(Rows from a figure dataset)
start
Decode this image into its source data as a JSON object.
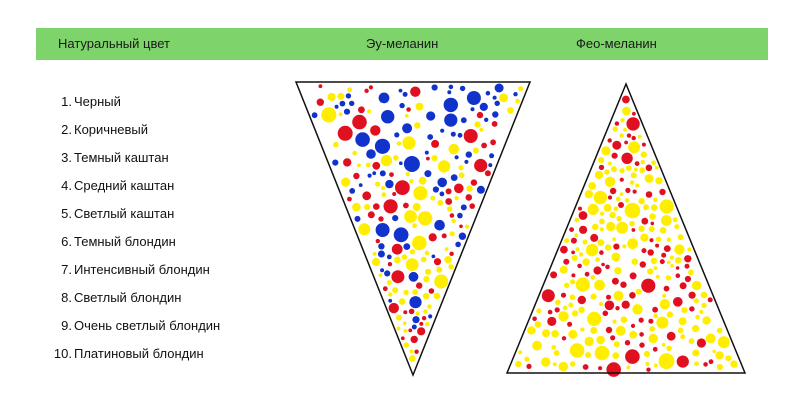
{
  "header": {
    "natural_label": "Натуральный цвет",
    "eu_label": "Эу-меланин",
    "pheo_label": "Фео-меланин",
    "bg_color": "#7ed36a"
  },
  "shades": [
    {
      "num": "1.",
      "label": "Черный"
    },
    {
      "num": "2.",
      "label": "Коричневый"
    },
    {
      "num": "3.",
      "label": "Темный каштан"
    },
    {
      "num": "4.",
      "label": "Средний каштан"
    },
    {
      "num": "5.",
      "label": "Светлый каштан"
    },
    {
      "num": "6.",
      "label": "Темный блондин"
    },
    {
      "num": "7.",
      "label": "Интенсивный блондин"
    },
    {
      "num": "8.",
      "label": "Светлый блондин"
    },
    {
      "num": "9.",
      "label": "Очень светлый блондин"
    },
    {
      "num": "10.",
      "label": "Платиновый блондин"
    }
  ],
  "colors": {
    "blue": "#1133cc",
    "red": "#e01020",
    "yellow": "#ffee00",
    "outline": "#111111"
  }
}
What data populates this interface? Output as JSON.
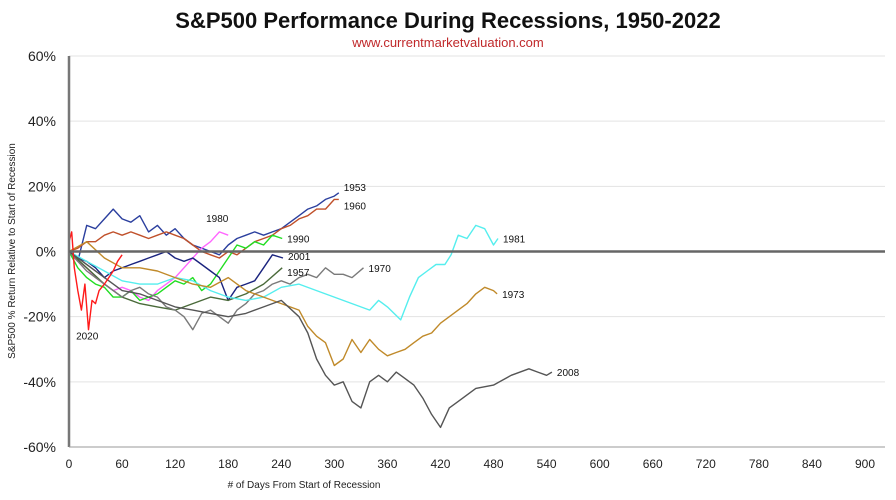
{
  "chart_data": {
    "type": "line",
    "title": "S&P500 Performance During Recessions, 1950-2022",
    "subtitle": "www.currentmarketvaluation.com",
    "xlabel": "# of Days From Start of Recession",
    "ylabel": "S&P500 % Return Relative to Start of Recession",
    "xlim": [
      0,
      900
    ],
    "ylim": [
      -60,
      60
    ],
    "xticks": [
      0,
      60,
      120,
      180,
      240,
      300,
      360,
      420,
      480,
      540,
      600,
      660,
      720,
      780,
      840,
      900
    ],
    "yticks": [
      -60,
      -40,
      -20,
      0,
      20,
      40,
      60
    ],
    "ytick_labels": [
      "-60%",
      "-40%",
      "-20%",
      "0%",
      "20%",
      "40%",
      "60%"
    ],
    "grid": "horizontal",
    "series": [
      {
        "name": "1953",
        "color": "#2b3f9e",
        "points": [
          [
            0,
            0
          ],
          [
            10,
            -3
          ],
          [
            20,
            8
          ],
          [
            30,
            7
          ],
          [
            40,
            10
          ],
          [
            50,
            13
          ],
          [
            60,
            10
          ],
          [
            70,
            9
          ],
          [
            80,
            11
          ],
          [
            90,
            6
          ],
          [
            100,
            8
          ],
          [
            110,
            5
          ],
          [
            120,
            7
          ],
          [
            130,
            4
          ],
          [
            140,
            2
          ],
          [
            150,
            1
          ],
          [
            160,
            0
          ],
          [
            170,
            -1
          ],
          [
            180,
            2
          ],
          [
            190,
            4
          ],
          [
            200,
            5
          ],
          [
            210,
            6
          ],
          [
            220,
            5
          ],
          [
            230,
            6
          ],
          [
            240,
            7
          ],
          [
            250,
            9
          ],
          [
            260,
            11
          ],
          [
            270,
            13
          ],
          [
            280,
            14
          ],
          [
            290,
            16
          ],
          [
            300,
            17
          ],
          [
            305,
            18
          ]
        ]
      },
      {
        "name": "1960",
        "color": "#c0502a",
        "points": [
          [
            0,
            0
          ],
          [
            10,
            1
          ],
          [
            20,
            3
          ],
          [
            30,
            3
          ],
          [
            40,
            5
          ],
          [
            50,
            6
          ],
          [
            60,
            5
          ],
          [
            70,
            6
          ],
          [
            80,
            5
          ],
          [
            90,
            4
          ],
          [
            100,
            5
          ],
          [
            110,
            6
          ],
          [
            120,
            5
          ],
          [
            130,
            4
          ],
          [
            140,
            2
          ],
          [
            150,
            0
          ],
          [
            160,
            -1
          ],
          [
            170,
            -2
          ],
          [
            180,
            0
          ],
          [
            190,
            -1
          ],
          [
            200,
            1
          ],
          [
            210,
            3
          ],
          [
            220,
            4
          ],
          [
            230,
            5
          ],
          [
            240,
            7
          ],
          [
            250,
            8
          ],
          [
            260,
            10
          ],
          [
            270,
            11
          ],
          [
            280,
            13
          ],
          [
            290,
            13
          ],
          [
            300,
            16
          ],
          [
            305,
            16
          ]
        ]
      },
      {
        "name": "1980",
        "color": "#ff66ff",
        "points": [
          [
            0,
            0
          ],
          [
            10,
            -3
          ],
          [
            20,
            -5
          ],
          [
            30,
            -8
          ],
          [
            40,
            -10
          ],
          [
            50,
            -12
          ],
          [
            60,
            -11
          ],
          [
            70,
            -12
          ],
          [
            80,
            -14
          ],
          [
            90,
            -15
          ],
          [
            100,
            -12
          ],
          [
            110,
            -10
          ],
          [
            120,
            -8
          ],
          [
            130,
            -5
          ],
          [
            140,
            -2
          ],
          [
            150,
            1
          ],
          [
            160,
            3
          ],
          [
            170,
            6
          ],
          [
            180,
            5
          ]
        ]
      },
      {
        "name": "1990",
        "color": "#22dd22",
        "points": [
          [
            0,
            0
          ],
          [
            10,
            -5
          ],
          [
            20,
            -8
          ],
          [
            30,
            -10
          ],
          [
            40,
            -11
          ],
          [
            50,
            -14
          ],
          [
            60,
            -14
          ],
          [
            70,
            -12
          ],
          [
            80,
            -15
          ],
          [
            90,
            -14
          ],
          [
            100,
            -13
          ],
          [
            110,
            -11
          ],
          [
            120,
            -9
          ],
          [
            130,
            -10
          ],
          [
            140,
            -8
          ],
          [
            150,
            -12
          ],
          [
            160,
            -10
          ],
          [
            170,
            -6
          ],
          [
            180,
            -2
          ],
          [
            190,
            2
          ],
          [
            200,
            1
          ],
          [
            210,
            3
          ],
          [
            220,
            2
          ],
          [
            230,
            5
          ],
          [
            241,
            4
          ]
        ]
      },
      {
        "name": "2001",
        "color": "#1a237e",
        "points": [
          [
            0,
            0
          ],
          [
            10,
            -2
          ],
          [
            20,
            -3
          ],
          [
            30,
            -5
          ],
          [
            40,
            -8
          ],
          [
            50,
            -6
          ],
          [
            60,
            -5
          ],
          [
            70,
            -4
          ],
          [
            80,
            -3
          ],
          [
            90,
            -2
          ],
          [
            100,
            -1
          ],
          [
            110,
            0
          ],
          [
            120,
            -2
          ],
          [
            130,
            -3
          ],
          [
            140,
            -2
          ],
          [
            150,
            -4
          ],
          [
            160,
            -6
          ],
          [
            170,
            -8
          ],
          [
            180,
            -15
          ],
          [
            190,
            -11
          ],
          [
            200,
            -10
          ],
          [
            210,
            -9
          ],
          [
            220,
            -5
          ],
          [
            230,
            -1
          ],
          [
            242,
            -2
          ]
        ]
      },
      {
        "name": "1957",
        "color": "#4a6a3a",
        "points": [
          [
            0,
            0
          ],
          [
            20,
            -5
          ],
          [
            40,
            -10
          ],
          [
            60,
            -14
          ],
          [
            80,
            -16
          ],
          [
            100,
            -17
          ],
          [
            120,
            -18
          ],
          [
            140,
            -16
          ],
          [
            160,
            -14
          ],
          [
            180,
            -15
          ],
          [
            200,
            -13
          ],
          [
            220,
            -10
          ],
          [
            241,
            -5
          ]
        ]
      },
      {
        "name": "1970",
        "color": "#7a7a7a",
        "points": [
          [
            0,
            0
          ],
          [
            10,
            -3
          ],
          [
            20,
            -6
          ],
          [
            30,
            -8
          ],
          [
            40,
            -10
          ],
          [
            50,
            -12
          ],
          [
            60,
            -14
          ],
          [
            70,
            -12
          ],
          [
            80,
            -11
          ],
          [
            90,
            -13
          ],
          [
            100,
            -14
          ],
          [
            110,
            -17
          ],
          [
            120,
            -18
          ],
          [
            130,
            -20
          ],
          [
            140,
            -24
          ],
          [
            150,
            -19
          ],
          [
            160,
            -18
          ],
          [
            170,
            -20
          ],
          [
            180,
            -22
          ],
          [
            190,
            -18
          ],
          [
            200,
            -16
          ],
          [
            210,
            -13
          ],
          [
            220,
            -12
          ],
          [
            230,
            -10
          ],
          [
            240,
            -9
          ],
          [
            250,
            -10
          ],
          [
            260,
            -8
          ],
          [
            270,
            -7
          ],
          [
            280,
            -8
          ],
          [
            290,
            -5
          ],
          [
            300,
            -7
          ],
          [
            310,
            -7
          ],
          [
            320,
            -8
          ],
          [
            333,
            -5
          ]
        ]
      },
      {
        "name": "1981",
        "color": "#55eeee",
        "points": [
          [
            0,
            0
          ],
          [
            20,
            -3
          ],
          [
            40,
            -6
          ],
          [
            60,
            -9
          ],
          [
            80,
            -10
          ],
          [
            100,
            -10
          ],
          [
            120,
            -8
          ],
          [
            140,
            -9
          ],
          [
            160,
            -12
          ],
          [
            180,
            -14
          ],
          [
            200,
            -15
          ],
          [
            220,
            -14
          ],
          [
            240,
            -11
          ],
          [
            260,
            -10
          ],
          [
            280,
            -12
          ],
          [
            300,
            -14
          ],
          [
            320,
            -16
          ],
          [
            340,
            -18
          ],
          [
            350,
            -15
          ],
          [
            360,
            -17
          ],
          [
            375,
            -21
          ],
          [
            385,
            -14
          ],
          [
            395,
            -8
          ],
          [
            405,
            -6
          ],
          [
            415,
            -4
          ],
          [
            425,
            -4
          ],
          [
            432,
            -1
          ],
          [
            440,
            5
          ],
          [
            450,
            4
          ],
          [
            460,
            8
          ],
          [
            470,
            7
          ],
          [
            480,
            2
          ],
          [
            485,
            4
          ]
        ]
      },
      {
        "name": "1973",
        "color": "#c08a2a",
        "points": [
          [
            0,
            0
          ],
          [
            20,
            3
          ],
          [
            40,
            -2
          ],
          [
            60,
            -5
          ],
          [
            80,
            -5
          ],
          [
            100,
            -6
          ],
          [
            120,
            -8
          ],
          [
            140,
            -10
          ],
          [
            160,
            -11
          ],
          [
            180,
            -8
          ],
          [
            200,
            -12
          ],
          [
            220,
            -14
          ],
          [
            240,
            -16
          ],
          [
            260,
            -18
          ],
          [
            270,
            -23
          ],
          [
            280,
            -26
          ],
          [
            290,
            -28
          ],
          [
            300,
            -35
          ],
          [
            310,
            -33
          ],
          [
            320,
            -27
          ],
          [
            330,
            -31
          ],
          [
            340,
            -27
          ],
          [
            350,
            -30
          ],
          [
            360,
            -32
          ],
          [
            370,
            -31
          ],
          [
            380,
            -30
          ],
          [
            390,
            -28
          ],
          [
            400,
            -26
          ],
          [
            410,
            -25
          ],
          [
            420,
            -22
          ],
          [
            430,
            -20
          ],
          [
            440,
            -18
          ],
          [
            450,
            -16
          ],
          [
            460,
            -13
          ],
          [
            470,
            -11
          ],
          [
            480,
            -12
          ],
          [
            484,
            -13
          ]
        ]
      },
      {
        "name": "2008",
        "color": "#555555",
        "points": [
          [
            0,
            0
          ],
          [
            20,
            -4
          ],
          [
            40,
            -8
          ],
          [
            60,
            -12
          ],
          [
            80,
            -13
          ],
          [
            100,
            -15
          ],
          [
            120,
            -17
          ],
          [
            140,
            -18
          ],
          [
            160,
            -19
          ],
          [
            180,
            -20
          ],
          [
            200,
            -19
          ],
          [
            220,
            -17
          ],
          [
            240,
            -15
          ],
          [
            260,
            -20
          ],
          [
            270,
            -25
          ],
          [
            280,
            -33
          ],
          [
            290,
            -38
          ],
          [
            300,
            -41
          ],
          [
            310,
            -40
          ],
          [
            320,
            -46
          ],
          [
            330,
            -48
          ],
          [
            340,
            -40
          ],
          [
            350,
            -38
          ],
          [
            360,
            -40
          ],
          [
            370,
            -37
          ],
          [
            380,
            -39
          ],
          [
            390,
            -41
          ],
          [
            400,
            -45
          ],
          [
            410,
            -50
          ],
          [
            420,
            -54
          ],
          [
            430,
            -48
          ],
          [
            440,
            -46
          ],
          [
            460,
            -42
          ],
          [
            480,
            -41
          ],
          [
            500,
            -38
          ],
          [
            520,
            -36
          ],
          [
            530,
            -37
          ],
          [
            540,
            -38
          ],
          [
            546,
            -37
          ]
        ]
      },
      {
        "name": "2020",
        "color": "#ff1a1a",
        "points": [
          [
            0,
            3
          ],
          [
            3,
            6
          ],
          [
            6,
            -5
          ],
          [
            10,
            -12
          ],
          [
            14,
            -18
          ],
          [
            18,
            -10
          ],
          [
            22,
            -24
          ],
          [
            26,
            -15
          ],
          [
            30,
            -16
          ],
          [
            34,
            -12
          ],
          [
            40,
            -10
          ],
          [
            45,
            -8
          ],
          [
            50,
            -6
          ],
          [
            55,
            -3
          ],
          [
            60,
            -1
          ]
        ]
      }
    ]
  }
}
end
WRITTEN EXERCISE :: Search the lines for the string "name" and copy every line that has it.

THE COMPLETED TASK ::
        "name": "1953",
        "name": "1960",
        "name": "1980",
        "name": "1990",
        "name": "2001",
        "name": "1957",
        "name": "1970",
        "name": "1981",
        "name": "1973",
        "name": "2008",
        "name": "2020",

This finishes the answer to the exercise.